┌────────
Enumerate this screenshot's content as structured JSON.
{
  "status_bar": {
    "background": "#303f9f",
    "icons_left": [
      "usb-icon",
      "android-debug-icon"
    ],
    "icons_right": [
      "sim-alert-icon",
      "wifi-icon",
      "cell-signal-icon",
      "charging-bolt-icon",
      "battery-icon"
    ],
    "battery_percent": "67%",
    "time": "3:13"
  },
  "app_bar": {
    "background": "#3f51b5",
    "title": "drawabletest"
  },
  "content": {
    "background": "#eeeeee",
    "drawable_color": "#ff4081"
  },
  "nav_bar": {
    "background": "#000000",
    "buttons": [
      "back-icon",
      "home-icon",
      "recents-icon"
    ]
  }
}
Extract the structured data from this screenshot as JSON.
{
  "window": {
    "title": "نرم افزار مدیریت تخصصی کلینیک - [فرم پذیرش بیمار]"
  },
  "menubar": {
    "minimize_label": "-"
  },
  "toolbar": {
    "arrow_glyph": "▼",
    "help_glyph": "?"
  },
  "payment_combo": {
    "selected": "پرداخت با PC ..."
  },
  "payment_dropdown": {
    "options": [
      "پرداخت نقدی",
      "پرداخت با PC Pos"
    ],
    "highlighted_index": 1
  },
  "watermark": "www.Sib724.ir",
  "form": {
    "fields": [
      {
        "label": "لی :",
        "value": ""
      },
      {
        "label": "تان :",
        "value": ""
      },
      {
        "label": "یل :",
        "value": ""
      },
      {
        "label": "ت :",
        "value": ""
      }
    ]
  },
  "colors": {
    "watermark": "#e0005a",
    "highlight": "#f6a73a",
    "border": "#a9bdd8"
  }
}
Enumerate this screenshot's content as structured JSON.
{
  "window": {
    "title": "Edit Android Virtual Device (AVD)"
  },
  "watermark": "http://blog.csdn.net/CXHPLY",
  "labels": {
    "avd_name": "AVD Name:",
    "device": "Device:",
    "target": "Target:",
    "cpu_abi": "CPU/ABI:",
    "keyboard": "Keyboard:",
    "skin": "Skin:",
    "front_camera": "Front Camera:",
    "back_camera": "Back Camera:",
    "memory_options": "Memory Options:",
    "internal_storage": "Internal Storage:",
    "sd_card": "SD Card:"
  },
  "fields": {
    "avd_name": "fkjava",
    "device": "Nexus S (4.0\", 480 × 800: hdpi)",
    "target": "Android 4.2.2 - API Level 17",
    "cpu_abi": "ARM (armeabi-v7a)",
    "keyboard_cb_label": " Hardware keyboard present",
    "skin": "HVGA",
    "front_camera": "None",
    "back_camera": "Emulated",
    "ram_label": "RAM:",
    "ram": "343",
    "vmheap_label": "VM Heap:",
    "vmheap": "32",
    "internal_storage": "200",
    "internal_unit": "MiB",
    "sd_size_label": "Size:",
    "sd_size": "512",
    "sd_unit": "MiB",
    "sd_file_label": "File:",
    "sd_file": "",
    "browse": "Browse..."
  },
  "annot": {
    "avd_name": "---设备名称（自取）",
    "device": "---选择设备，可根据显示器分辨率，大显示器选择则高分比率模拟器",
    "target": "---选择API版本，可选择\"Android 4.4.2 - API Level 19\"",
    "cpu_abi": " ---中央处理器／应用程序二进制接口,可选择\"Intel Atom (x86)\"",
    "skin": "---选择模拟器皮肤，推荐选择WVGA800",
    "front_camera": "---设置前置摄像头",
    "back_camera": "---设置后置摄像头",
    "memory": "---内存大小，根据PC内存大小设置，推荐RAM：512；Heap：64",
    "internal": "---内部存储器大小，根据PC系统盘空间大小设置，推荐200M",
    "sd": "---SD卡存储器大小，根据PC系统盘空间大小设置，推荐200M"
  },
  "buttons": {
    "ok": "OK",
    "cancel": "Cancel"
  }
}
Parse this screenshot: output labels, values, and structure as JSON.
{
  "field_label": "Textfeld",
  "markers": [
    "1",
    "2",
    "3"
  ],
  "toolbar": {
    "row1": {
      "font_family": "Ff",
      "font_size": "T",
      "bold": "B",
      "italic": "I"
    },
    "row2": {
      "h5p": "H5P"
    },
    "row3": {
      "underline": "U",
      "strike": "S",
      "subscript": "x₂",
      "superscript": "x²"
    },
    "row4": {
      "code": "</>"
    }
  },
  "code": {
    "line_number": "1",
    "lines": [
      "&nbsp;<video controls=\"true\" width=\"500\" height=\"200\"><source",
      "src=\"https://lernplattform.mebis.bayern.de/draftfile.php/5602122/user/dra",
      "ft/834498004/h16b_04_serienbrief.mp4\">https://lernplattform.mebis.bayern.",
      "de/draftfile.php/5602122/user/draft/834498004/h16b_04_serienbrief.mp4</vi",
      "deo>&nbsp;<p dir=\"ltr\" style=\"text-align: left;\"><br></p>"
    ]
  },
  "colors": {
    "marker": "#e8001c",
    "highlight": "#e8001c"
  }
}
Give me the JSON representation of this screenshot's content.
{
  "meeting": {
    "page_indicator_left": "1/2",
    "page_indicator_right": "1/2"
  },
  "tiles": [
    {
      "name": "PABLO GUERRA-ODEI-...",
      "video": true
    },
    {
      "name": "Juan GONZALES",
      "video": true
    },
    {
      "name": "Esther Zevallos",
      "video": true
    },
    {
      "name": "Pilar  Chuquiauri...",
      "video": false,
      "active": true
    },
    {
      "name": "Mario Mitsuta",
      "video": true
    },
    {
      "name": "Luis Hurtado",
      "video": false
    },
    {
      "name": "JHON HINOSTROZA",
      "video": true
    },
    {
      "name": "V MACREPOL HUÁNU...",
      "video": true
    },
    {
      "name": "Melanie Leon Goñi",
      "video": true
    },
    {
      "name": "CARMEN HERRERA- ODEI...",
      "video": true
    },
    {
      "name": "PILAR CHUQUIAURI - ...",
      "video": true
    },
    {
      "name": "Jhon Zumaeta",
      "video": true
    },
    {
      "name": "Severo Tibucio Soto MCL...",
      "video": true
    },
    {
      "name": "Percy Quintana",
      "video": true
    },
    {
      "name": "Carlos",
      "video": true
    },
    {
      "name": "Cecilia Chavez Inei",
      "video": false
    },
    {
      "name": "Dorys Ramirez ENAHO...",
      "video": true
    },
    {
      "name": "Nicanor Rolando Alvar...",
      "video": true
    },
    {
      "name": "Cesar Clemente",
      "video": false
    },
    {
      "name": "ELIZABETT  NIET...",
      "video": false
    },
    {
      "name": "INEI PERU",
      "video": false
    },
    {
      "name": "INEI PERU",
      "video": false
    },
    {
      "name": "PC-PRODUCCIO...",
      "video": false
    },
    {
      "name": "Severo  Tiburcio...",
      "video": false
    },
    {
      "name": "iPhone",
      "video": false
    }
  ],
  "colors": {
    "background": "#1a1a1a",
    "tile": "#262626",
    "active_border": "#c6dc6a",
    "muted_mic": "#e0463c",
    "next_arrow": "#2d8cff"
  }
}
└────────
Scan the records above for the string "keyboard", then report every line that contains it.

    "keyboard": "Keyboard:",
    "keyboard_cb_label": " Hardware keyboard present",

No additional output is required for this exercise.